WRITTEN TASK: Count each line below that has "text" anywhere in it. Answer with the total alone.

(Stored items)
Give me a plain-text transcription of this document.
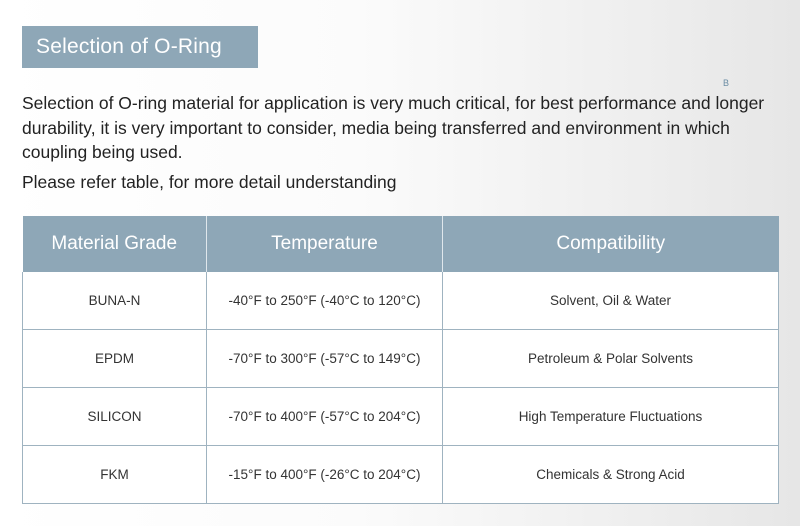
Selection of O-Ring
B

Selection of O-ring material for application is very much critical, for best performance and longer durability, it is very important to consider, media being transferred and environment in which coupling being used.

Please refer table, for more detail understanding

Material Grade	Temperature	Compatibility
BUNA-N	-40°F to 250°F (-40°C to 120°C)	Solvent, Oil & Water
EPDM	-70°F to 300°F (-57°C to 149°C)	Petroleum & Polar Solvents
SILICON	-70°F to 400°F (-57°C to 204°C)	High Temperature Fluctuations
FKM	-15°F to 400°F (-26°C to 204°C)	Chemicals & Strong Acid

---

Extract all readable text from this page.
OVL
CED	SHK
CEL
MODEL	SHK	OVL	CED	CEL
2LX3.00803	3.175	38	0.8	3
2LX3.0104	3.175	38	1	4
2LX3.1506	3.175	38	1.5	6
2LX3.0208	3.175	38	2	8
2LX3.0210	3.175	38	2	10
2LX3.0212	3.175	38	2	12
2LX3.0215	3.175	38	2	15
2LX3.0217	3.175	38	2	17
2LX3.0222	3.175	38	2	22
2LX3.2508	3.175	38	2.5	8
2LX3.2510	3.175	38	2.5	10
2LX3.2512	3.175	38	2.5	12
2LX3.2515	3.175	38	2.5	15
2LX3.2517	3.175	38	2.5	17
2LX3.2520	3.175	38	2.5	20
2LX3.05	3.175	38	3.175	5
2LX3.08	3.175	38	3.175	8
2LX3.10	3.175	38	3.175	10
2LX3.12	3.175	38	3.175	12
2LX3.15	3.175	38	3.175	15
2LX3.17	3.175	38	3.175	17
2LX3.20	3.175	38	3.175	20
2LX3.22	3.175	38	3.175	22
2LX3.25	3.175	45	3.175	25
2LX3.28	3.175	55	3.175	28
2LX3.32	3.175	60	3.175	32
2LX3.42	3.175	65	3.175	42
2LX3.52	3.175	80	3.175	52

IN RESPONSE: 2